■ Required task ■
Repeat each line exactly as it is written.

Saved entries
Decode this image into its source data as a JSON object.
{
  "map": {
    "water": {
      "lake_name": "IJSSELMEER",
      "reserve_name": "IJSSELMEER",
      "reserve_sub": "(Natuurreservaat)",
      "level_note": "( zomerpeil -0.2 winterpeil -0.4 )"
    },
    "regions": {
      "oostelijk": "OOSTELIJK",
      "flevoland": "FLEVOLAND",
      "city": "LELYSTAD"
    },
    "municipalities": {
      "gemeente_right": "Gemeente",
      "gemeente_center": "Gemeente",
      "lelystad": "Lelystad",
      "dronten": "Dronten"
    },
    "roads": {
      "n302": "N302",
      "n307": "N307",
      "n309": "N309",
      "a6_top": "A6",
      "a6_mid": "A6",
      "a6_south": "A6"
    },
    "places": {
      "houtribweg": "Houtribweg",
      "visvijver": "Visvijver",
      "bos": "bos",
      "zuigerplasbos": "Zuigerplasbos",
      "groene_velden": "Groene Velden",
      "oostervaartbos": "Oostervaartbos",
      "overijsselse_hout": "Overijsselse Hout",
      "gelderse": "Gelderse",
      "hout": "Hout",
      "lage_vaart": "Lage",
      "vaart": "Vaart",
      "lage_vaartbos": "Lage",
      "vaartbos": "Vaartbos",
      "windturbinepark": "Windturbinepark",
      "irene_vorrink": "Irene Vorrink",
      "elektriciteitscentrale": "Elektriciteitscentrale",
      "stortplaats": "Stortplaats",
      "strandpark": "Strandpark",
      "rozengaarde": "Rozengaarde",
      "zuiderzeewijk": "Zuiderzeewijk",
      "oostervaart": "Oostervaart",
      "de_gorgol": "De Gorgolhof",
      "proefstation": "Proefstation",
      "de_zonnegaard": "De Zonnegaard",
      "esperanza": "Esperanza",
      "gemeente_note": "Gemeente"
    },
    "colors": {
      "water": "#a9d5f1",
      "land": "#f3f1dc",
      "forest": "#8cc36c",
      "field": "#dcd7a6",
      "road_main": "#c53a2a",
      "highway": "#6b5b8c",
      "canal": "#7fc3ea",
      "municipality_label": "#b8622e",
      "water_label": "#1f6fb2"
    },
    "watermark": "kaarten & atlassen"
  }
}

■ Response ■
Decode this image into its source data as a JSON object.
{
  "map": {
    "water": {
      "lake_name": "IJSSELMEER",
      "reserve_name": "IJSSELMEER",
      "reserve_sub": "(Natuurreservaat)",
      "level_note": "( zomerpeil -0.2 winterpeil -0.4 )"
    },
    "regions": {
      "oostelijk": "OOSTELIJK",
      "flevoland": "FLEVOLAND",
      "city": "LELYSTAD"
    },
    "municipalities": {
      "gemeente_right": "Gemeente",
      "gemeente_center": "Gemeente",
      "lelystad": "Lelystad",
      "dronten": "Dronten"
    },
    "roads": {
      "n302": "N302",
      "n307": "N307",
      "n309": "N309",
      "a6_top": "A6",
      "a6_mid": "A6",
      "a6_south": "A6"
    },
    "places": {
      "houtribweg": "Houtribweg",
      "visvijver": "Visvijver",
      "bos": "bos",
      "zuigerplasbos": "Zuigerplasbos",
      "groene_velden": "Groene Velden",
      "oostervaartbos": "Oostervaartbos",
      "overijsselse_hout": "Overijsselse Hout",
      "gelderse": "Gelderse",
      "hout": "Hout",
      "lage_vaart": "Lage",
      "vaart": "Vaart",
      "lage_vaartbos": "Lage",
      "vaartbos": "Vaartbos",
      "windturbinepark": "Windturbinepark",
      "irene_vorrink": "Irene Vorrink",
      "elektriciteitscentrale": "Elektriciteitscentrale",
      "stortplaats": "Stortplaats",
      "strandpark": "Strandpark",
      "rozengaarde": "Rozengaarde",
      "zuiderzeewijk": "Zuiderzeewijk",
      "oostervaart": "Oostervaart",
      "de_gorgol": "De Gorgolhof",
      "proefstation": "Proefstation",
      "de_zonnegaard": "De Zonnegaard",
      "esperanza": "Esperanza",
      "gemeente_note": "Gemeente"
    },
    "colors": {
      "water": "#a9d5f1",
      "land": "#f3f1dc",
      "forest": "#8cc36c",
      "field": "#dcd7a6",
      "road_main": "#c53a2a",
      "highway": "#6b5b8c",
      "canal": "#7fc3ea",
      "municipality_label": "#b8622e",
      "water_label": "#1f6fb2"
    },
    "watermark": "kaarten & atlassen"
  }
}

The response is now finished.